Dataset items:
━━━━━━━━
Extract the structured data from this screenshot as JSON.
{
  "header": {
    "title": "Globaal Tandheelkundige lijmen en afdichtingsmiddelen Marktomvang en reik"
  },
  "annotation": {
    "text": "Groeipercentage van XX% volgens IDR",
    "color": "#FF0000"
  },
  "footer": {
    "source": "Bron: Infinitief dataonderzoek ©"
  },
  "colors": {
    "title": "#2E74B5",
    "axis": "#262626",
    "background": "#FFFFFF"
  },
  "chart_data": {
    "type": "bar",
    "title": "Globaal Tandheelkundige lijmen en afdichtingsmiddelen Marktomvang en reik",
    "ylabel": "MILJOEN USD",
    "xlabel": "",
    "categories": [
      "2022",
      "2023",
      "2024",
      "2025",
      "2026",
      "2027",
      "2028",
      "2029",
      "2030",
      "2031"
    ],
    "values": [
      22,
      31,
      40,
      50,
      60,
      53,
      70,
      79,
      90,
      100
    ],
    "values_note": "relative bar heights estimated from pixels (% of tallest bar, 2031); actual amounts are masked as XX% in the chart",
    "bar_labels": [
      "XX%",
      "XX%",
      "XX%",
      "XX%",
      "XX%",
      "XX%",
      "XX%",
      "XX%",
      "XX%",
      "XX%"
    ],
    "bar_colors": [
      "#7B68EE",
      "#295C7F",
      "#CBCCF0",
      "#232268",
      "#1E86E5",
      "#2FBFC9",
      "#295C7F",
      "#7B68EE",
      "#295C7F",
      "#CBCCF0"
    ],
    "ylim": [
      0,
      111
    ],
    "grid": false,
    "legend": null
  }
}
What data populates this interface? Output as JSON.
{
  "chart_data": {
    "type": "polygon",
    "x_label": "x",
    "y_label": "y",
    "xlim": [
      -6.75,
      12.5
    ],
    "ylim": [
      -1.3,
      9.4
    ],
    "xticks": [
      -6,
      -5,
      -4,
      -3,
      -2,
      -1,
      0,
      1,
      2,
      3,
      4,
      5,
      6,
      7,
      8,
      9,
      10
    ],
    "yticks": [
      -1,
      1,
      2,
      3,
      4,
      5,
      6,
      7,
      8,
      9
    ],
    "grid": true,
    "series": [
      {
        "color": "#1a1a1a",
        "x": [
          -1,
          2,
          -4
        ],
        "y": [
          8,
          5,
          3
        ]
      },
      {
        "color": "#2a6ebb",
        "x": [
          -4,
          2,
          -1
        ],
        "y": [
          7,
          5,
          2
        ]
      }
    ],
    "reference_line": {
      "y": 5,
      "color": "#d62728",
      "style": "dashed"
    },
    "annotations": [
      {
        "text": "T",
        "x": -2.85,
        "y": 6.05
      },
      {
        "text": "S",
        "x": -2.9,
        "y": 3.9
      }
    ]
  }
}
━━━━━━━━
STATED GOAL: Report each line of the material above where the word "Marktomvang" appears.

WRITTEN ANSWER:
    "title": "Globaal Tandheelkundige lijmen en afdichtingsmiddelen Marktomvang en reik"
    "title": "Globaal Tandheelkundige lijmen en afdichtingsmiddelen Marktomvang en reik",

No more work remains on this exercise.